Source records

* * * *

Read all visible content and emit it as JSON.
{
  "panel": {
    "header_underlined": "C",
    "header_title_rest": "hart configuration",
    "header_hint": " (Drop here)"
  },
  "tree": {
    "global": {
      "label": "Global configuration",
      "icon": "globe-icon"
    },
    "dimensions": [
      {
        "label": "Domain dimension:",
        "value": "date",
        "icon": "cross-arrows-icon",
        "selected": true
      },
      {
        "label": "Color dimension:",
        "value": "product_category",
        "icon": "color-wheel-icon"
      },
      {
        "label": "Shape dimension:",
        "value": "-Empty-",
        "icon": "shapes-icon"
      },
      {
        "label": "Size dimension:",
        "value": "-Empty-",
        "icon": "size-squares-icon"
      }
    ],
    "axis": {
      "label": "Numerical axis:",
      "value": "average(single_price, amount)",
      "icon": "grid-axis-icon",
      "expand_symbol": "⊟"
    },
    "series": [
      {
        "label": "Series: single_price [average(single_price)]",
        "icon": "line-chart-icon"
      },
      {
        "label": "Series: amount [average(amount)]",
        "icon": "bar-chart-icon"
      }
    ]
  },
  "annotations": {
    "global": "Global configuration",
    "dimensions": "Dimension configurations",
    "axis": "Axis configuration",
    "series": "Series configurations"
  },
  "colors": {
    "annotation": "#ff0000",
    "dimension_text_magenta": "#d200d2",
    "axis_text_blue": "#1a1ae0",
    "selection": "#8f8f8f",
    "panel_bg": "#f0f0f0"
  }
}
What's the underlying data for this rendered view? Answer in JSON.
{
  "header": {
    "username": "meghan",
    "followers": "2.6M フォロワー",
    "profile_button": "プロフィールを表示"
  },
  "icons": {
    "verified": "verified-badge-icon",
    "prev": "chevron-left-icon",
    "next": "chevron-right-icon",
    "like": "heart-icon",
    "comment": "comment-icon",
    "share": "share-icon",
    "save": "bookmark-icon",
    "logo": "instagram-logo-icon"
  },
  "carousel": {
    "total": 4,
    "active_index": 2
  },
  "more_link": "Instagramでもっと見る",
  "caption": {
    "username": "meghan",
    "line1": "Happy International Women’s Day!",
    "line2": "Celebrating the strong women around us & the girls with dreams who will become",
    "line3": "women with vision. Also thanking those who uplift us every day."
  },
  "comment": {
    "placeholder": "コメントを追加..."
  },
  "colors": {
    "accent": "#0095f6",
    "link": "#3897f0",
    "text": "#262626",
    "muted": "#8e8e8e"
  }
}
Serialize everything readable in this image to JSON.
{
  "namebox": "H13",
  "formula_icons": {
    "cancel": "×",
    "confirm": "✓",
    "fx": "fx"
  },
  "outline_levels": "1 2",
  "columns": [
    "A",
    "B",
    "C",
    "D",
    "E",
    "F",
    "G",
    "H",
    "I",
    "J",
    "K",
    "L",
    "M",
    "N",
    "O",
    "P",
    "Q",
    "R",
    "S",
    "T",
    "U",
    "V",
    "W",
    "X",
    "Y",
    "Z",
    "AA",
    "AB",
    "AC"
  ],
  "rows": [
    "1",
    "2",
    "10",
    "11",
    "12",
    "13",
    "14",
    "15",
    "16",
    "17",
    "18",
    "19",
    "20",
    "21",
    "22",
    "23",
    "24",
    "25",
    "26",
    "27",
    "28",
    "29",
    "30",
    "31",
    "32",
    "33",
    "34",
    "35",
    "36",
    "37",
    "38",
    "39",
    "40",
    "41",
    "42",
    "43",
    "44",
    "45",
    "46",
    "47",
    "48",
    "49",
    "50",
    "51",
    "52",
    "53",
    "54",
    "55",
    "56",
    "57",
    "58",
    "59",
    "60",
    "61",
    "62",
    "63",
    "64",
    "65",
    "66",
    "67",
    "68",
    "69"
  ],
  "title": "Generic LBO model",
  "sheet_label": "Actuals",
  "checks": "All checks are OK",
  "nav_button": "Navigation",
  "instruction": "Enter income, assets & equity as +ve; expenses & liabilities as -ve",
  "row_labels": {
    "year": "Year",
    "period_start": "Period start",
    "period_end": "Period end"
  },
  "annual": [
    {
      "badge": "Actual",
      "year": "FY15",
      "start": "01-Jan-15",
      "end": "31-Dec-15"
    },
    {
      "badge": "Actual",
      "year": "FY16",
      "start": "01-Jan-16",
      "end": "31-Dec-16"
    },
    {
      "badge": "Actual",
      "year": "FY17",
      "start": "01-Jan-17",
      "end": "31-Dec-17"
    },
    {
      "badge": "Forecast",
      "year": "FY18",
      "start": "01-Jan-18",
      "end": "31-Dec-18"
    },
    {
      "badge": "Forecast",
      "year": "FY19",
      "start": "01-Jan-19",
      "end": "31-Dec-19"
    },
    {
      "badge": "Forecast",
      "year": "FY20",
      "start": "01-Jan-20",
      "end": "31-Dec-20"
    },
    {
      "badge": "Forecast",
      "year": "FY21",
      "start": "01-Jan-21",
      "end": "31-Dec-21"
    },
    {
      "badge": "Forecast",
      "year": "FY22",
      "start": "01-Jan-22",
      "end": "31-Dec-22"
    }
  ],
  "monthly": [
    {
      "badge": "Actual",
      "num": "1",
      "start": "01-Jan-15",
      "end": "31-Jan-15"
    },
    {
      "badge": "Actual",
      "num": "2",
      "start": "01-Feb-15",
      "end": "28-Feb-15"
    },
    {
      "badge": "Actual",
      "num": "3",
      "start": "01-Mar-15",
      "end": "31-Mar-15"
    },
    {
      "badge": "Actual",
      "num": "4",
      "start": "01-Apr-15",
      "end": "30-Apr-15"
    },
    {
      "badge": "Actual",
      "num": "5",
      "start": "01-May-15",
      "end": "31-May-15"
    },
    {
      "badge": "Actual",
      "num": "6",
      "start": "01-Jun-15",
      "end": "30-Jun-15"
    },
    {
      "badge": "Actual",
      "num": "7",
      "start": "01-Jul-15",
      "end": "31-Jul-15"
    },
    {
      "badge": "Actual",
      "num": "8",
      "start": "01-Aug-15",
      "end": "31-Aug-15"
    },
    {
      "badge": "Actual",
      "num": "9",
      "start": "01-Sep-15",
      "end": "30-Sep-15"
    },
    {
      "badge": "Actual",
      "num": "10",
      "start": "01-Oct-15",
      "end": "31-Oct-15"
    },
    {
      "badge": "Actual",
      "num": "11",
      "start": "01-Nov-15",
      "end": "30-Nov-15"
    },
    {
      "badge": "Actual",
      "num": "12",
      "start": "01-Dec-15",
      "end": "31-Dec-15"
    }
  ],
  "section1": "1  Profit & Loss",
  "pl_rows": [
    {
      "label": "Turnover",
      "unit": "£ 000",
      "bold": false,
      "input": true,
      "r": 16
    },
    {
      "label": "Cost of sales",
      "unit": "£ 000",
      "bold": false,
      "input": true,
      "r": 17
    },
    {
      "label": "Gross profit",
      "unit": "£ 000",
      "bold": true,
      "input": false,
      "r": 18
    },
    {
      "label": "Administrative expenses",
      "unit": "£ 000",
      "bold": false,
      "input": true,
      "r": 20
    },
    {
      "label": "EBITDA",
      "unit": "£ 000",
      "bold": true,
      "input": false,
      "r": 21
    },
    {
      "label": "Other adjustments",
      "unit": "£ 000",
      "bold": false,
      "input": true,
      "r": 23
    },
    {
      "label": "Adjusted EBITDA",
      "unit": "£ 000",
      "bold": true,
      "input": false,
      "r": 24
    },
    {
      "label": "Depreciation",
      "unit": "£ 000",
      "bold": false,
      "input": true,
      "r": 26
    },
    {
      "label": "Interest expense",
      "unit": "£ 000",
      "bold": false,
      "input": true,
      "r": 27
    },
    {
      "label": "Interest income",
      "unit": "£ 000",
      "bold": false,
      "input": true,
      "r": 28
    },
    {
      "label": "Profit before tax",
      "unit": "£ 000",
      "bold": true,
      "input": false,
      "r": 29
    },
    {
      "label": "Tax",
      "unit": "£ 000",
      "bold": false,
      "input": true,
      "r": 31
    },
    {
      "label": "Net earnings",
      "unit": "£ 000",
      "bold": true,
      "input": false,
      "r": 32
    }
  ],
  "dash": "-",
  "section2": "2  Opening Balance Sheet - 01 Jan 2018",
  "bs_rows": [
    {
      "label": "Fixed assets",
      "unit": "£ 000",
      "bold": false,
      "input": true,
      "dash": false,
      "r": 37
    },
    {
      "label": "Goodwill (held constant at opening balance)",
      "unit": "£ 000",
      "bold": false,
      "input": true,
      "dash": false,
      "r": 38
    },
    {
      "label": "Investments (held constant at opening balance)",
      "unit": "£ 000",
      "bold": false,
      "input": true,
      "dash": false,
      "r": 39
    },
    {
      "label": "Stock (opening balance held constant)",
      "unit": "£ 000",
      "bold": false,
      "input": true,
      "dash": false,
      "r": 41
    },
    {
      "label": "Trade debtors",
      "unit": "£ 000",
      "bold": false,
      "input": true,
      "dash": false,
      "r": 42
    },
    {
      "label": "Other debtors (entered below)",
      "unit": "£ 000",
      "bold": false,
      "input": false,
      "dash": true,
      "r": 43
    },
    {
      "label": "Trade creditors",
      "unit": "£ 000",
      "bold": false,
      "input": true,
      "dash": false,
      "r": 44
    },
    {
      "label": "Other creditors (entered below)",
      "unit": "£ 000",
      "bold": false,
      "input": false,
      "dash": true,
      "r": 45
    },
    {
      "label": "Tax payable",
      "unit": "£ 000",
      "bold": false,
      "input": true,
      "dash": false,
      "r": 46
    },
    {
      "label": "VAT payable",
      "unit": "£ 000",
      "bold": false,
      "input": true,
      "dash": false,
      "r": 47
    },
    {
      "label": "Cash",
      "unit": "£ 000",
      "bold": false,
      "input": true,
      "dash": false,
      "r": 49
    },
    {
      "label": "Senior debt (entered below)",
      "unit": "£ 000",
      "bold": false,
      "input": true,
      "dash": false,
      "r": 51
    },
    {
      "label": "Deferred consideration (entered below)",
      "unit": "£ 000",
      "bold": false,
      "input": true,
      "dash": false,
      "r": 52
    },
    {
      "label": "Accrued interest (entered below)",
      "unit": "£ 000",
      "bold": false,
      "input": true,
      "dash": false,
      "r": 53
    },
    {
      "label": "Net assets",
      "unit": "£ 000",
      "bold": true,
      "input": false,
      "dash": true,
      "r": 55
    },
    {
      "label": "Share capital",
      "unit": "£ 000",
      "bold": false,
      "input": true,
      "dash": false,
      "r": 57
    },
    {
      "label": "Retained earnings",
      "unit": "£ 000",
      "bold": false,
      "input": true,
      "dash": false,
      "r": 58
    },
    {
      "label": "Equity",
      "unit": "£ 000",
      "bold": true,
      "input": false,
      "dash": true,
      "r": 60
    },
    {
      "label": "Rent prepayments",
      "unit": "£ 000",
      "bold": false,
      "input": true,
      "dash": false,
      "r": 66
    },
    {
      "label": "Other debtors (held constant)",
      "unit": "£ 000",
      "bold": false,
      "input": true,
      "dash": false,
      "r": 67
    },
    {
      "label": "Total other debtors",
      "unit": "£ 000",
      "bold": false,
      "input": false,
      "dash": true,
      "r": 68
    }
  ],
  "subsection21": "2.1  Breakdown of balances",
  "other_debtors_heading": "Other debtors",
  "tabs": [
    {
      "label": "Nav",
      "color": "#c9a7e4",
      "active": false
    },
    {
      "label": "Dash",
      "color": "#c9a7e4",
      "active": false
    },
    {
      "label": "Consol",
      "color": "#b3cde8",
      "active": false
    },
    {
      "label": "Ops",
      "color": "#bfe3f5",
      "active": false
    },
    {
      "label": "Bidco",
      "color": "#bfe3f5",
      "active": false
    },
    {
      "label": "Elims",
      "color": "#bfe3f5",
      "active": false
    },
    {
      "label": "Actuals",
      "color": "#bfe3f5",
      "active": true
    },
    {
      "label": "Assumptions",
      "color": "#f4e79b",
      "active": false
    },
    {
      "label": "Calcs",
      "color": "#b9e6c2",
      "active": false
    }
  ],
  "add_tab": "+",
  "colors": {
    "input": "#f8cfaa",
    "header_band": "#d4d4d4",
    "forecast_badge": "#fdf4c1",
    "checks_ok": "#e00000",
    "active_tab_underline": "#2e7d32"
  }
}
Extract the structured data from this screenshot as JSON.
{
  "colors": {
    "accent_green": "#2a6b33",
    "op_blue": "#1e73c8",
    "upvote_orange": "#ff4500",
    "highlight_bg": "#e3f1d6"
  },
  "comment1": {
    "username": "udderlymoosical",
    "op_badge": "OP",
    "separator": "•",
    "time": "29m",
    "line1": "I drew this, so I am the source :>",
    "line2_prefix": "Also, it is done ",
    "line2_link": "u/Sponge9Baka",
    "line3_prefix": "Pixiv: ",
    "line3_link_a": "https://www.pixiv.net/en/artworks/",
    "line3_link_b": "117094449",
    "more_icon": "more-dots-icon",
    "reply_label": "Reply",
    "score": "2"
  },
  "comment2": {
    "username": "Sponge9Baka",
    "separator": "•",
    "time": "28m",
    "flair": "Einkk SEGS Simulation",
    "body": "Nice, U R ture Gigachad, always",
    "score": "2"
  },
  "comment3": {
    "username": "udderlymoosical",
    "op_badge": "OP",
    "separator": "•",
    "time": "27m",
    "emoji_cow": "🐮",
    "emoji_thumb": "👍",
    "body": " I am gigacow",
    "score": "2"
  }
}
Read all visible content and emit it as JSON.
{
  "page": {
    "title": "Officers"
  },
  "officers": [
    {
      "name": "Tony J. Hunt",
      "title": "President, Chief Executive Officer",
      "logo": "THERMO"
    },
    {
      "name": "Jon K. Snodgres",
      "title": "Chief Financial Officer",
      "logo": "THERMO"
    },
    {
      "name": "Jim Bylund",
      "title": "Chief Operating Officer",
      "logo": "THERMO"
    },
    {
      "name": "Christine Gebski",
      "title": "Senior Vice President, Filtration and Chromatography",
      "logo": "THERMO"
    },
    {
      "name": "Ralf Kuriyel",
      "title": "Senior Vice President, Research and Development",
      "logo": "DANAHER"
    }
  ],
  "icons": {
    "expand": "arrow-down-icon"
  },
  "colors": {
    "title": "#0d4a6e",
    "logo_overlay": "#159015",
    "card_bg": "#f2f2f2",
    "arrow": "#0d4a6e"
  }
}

* * * *

● To be done
Extract every line containing the string "earnings" from the data above.

● Task solution
      "label": "Net earnings",
      "label": "Retained earnings",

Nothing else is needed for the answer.